Collected data entries:
>> Begin

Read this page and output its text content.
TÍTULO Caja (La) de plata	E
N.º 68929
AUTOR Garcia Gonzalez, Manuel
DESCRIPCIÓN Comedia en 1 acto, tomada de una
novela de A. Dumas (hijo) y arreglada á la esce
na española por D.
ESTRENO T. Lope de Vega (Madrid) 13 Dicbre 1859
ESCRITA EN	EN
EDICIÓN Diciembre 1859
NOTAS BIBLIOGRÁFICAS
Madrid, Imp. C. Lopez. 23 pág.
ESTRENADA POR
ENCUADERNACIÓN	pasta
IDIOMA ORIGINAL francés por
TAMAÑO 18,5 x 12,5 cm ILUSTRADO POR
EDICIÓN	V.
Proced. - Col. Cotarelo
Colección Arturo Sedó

>> End

§ **Problem**
Your task is to retype all the records above with nothing left out.

§ **Response to this task**
Read this page and output its text content.
TÍTULO Caja (La) de plata	E
N.º 68929
AUTOR Garcia Gonzalez, Manuel
DESCRIPCIÓN Comedia en 1 acto, tomada de una
novela de A. Dumas (hijo) y arreglada á la esce
na española por D.
ESTRENO T. Lope de Vega (Madrid) 13 Dicbre 1859
ESCRITA EN	EN
EDICIÓN Diciembre 1859
NOTAS BIBLIOGRÁFICAS
Madrid, Imp. C. Lopez. 23 pág.
ESTRENADA POR
ENCUADERNACIÓN	pasta
IDIOMA ORIGINAL francés por
TAMAÑO 18,5 x 12,5 cm ILUSTRADO POR
EDICIÓN	V.
Proced. - Col. Cotarelo
Colección Arturo Sedó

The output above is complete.